Dataset entries:
"""
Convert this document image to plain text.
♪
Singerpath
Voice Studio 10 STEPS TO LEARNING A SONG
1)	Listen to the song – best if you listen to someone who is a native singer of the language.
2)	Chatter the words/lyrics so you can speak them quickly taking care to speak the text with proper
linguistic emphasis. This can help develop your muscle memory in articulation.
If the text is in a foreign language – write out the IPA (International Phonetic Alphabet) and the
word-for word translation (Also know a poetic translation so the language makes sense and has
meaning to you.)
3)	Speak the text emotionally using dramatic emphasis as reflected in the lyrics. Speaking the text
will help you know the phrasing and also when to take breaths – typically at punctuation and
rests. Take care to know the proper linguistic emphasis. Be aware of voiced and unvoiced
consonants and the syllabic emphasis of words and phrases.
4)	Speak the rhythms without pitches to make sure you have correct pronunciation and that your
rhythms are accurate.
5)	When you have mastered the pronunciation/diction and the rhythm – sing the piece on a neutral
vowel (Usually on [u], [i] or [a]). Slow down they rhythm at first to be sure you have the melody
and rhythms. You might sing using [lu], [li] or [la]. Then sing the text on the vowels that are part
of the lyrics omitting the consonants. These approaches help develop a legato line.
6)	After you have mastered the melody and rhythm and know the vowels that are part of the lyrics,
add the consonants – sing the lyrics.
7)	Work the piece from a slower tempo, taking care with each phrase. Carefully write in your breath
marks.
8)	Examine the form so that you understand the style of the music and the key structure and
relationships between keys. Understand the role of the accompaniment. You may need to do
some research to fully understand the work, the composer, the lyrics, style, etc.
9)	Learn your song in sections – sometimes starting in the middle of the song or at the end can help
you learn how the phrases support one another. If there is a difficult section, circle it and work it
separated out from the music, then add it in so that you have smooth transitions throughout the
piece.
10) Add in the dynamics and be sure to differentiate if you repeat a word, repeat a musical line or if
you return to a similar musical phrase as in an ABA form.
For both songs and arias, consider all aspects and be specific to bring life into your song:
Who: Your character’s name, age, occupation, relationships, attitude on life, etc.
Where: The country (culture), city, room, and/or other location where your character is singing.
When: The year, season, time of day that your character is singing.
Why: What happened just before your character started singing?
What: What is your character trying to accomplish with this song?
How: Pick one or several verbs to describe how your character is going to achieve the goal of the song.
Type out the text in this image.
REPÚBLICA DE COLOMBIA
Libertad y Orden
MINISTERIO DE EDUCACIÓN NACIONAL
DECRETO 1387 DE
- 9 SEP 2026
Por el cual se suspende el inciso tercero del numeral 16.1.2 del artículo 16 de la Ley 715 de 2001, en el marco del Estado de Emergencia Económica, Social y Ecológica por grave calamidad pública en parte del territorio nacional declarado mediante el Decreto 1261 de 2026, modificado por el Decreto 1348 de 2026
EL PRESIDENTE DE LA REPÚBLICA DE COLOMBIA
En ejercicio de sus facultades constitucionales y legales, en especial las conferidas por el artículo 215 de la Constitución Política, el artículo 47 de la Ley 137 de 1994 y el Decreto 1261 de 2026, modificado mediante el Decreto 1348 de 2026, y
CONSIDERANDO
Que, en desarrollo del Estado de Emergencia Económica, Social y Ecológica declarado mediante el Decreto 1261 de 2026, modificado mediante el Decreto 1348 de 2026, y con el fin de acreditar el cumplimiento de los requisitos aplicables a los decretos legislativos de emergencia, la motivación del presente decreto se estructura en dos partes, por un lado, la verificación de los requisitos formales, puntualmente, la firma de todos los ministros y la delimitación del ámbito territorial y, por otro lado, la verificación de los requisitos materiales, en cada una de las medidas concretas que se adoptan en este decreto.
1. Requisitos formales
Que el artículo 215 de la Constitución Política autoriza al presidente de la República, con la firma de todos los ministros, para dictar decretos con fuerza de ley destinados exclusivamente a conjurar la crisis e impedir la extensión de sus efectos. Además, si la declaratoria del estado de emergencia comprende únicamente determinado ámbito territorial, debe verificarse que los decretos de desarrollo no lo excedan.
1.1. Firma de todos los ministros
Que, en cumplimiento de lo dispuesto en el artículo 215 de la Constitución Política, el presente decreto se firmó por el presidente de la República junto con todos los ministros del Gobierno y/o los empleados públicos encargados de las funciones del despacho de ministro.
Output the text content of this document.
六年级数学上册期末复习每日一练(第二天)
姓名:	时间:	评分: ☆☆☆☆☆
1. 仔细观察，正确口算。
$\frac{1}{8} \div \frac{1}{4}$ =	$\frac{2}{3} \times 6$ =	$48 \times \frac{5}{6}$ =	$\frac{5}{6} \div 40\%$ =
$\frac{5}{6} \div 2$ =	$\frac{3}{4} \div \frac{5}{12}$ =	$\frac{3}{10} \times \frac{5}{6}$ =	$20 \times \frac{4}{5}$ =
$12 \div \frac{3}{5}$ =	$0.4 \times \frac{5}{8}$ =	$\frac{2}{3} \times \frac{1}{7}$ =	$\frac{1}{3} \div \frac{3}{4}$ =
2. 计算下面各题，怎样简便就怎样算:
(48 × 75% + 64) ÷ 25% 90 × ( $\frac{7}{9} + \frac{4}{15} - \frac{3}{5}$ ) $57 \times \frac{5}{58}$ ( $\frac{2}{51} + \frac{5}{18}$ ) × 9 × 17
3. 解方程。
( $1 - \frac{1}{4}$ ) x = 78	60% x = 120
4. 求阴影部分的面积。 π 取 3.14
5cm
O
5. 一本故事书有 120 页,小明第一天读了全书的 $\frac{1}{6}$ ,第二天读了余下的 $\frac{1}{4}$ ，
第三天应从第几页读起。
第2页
"""
### TASK GOAL
The lines above form a set of records; determine how many of them contain the string "musical" and give that number alone.

### RESPONSE TO THIS EXERCISE
2